Passage given =>
§

Shri Manguesh temple (Devanagari: ) is located at Mangeshi Village in Priol, Ponda taluk, Goa. It is at a distance of 1 km from Mardol close to Nagueshi, 21 km from Panaji the capital of Goa, and 26 km from Margao.

Shree Mangueshi is the Kuldeva (family deity) of Goud Saraswat Brahman. Shrimad Swamiji of Shri Kavale Math is Spiritual chief Of Shri Manguesh Saunsthan, Mangueshi.
This temple is one of the largest and most frequently visited temples in Goa. In 2011, the temple along with others in the area instituted a dress code on visitors of the temple.

History
This temple had its origins in Kushasthali Cortalim, a village in Mormugão which fell to the invading Portuguese in 1543. In the year 1560, when the Portuguese started Christian conversions in mormugao taluka, the Saraswats of Kaundinya Gotra and Vatsa Gotra moved the Mangesh Linga from the original site at the Kushasthali or Cortalim on the banks of river Aghanashini (Zuari)(Sancoale) to its present location at Mangeshi in Priol village of Atrunja Taluka, which was then ruled by the Hindu kings of Sonde of Antruz Mahal (Ponda), to be more secure.

§

Request 1 => According to the passage on the Shri Manguesh temple, in what year did the temple and others in the area institute a dress code for visitors?
Request 2 => From the passage on the Shri Manguesh temple, extract the text from "This temple is" up to and including "of the temple.".
Request 3 => List every place from which the passage on the Shri Manguesh temple gives the temple's distance, along with that distance.

Collected material =>
§

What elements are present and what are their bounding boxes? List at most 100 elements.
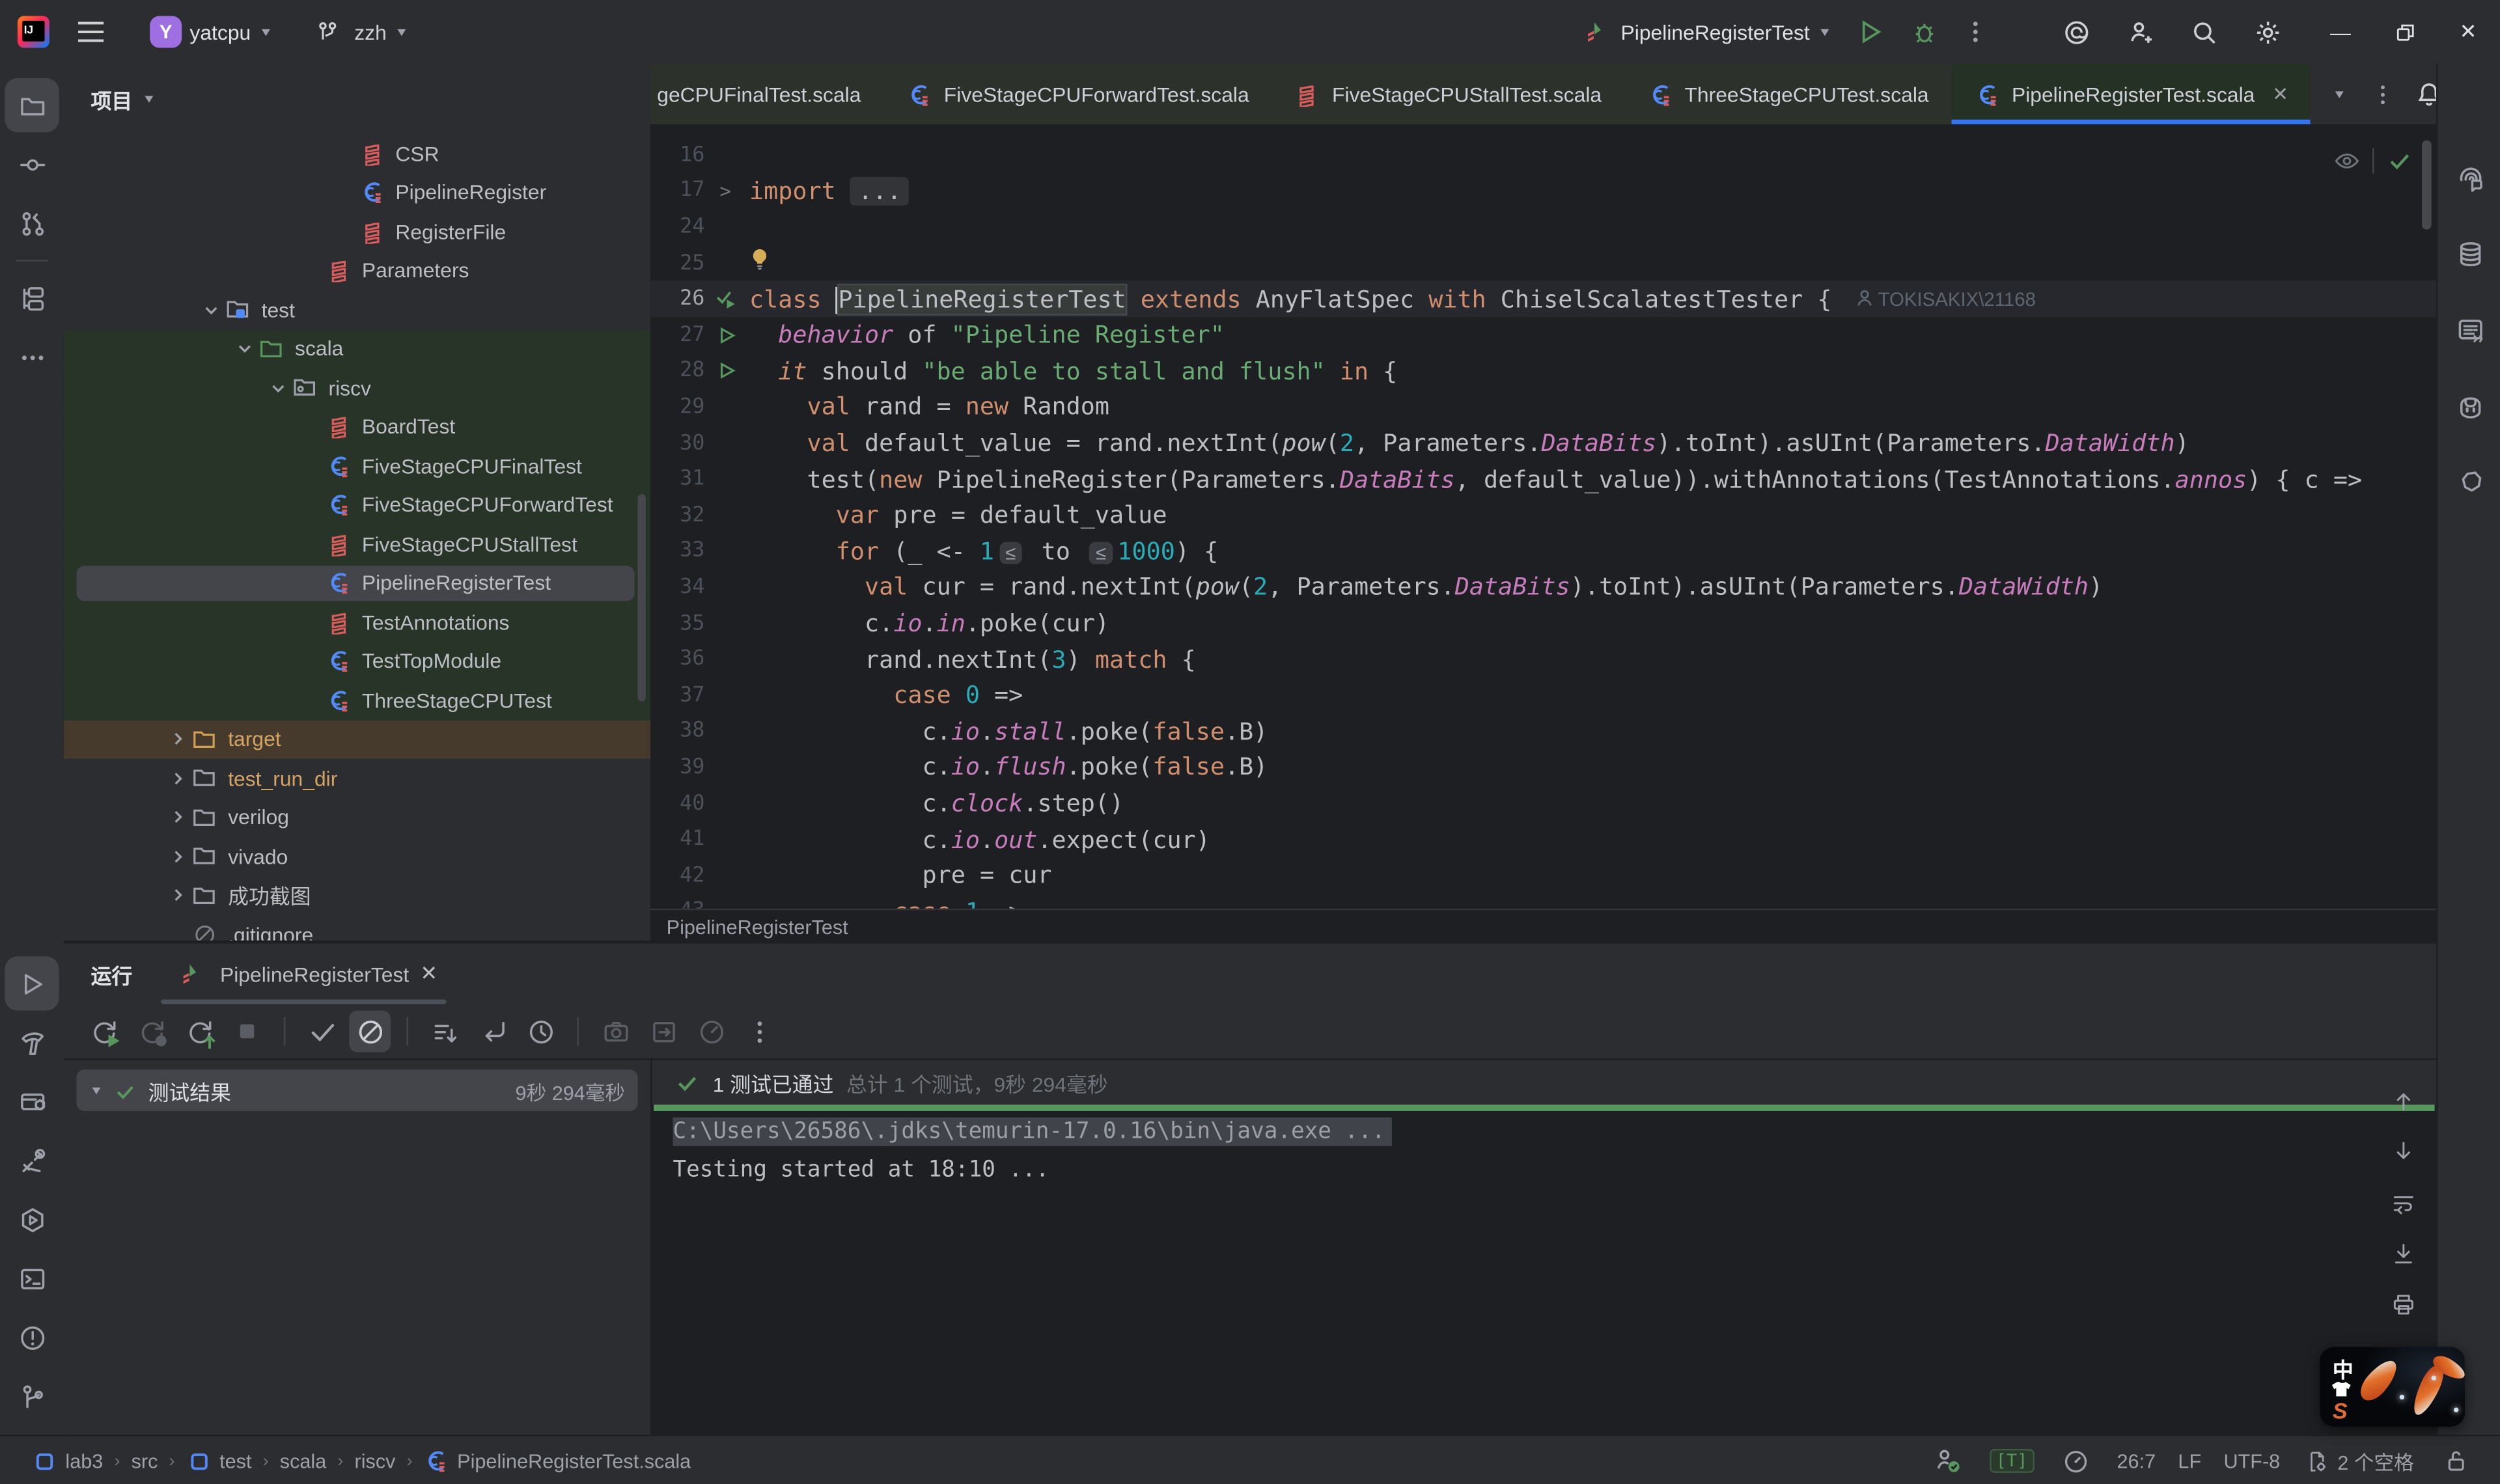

§

Exercise response 1 => 2011

Exercise response 2 =>
This temple is one of the largest and most frequently visited temples in Goa. In 2011, the temple along with others in the area instituted a dress code on visitors of the temple.

Exercise response 3 =>
Mardol, 1 km
Panaji, 21 km
Margao, 26 km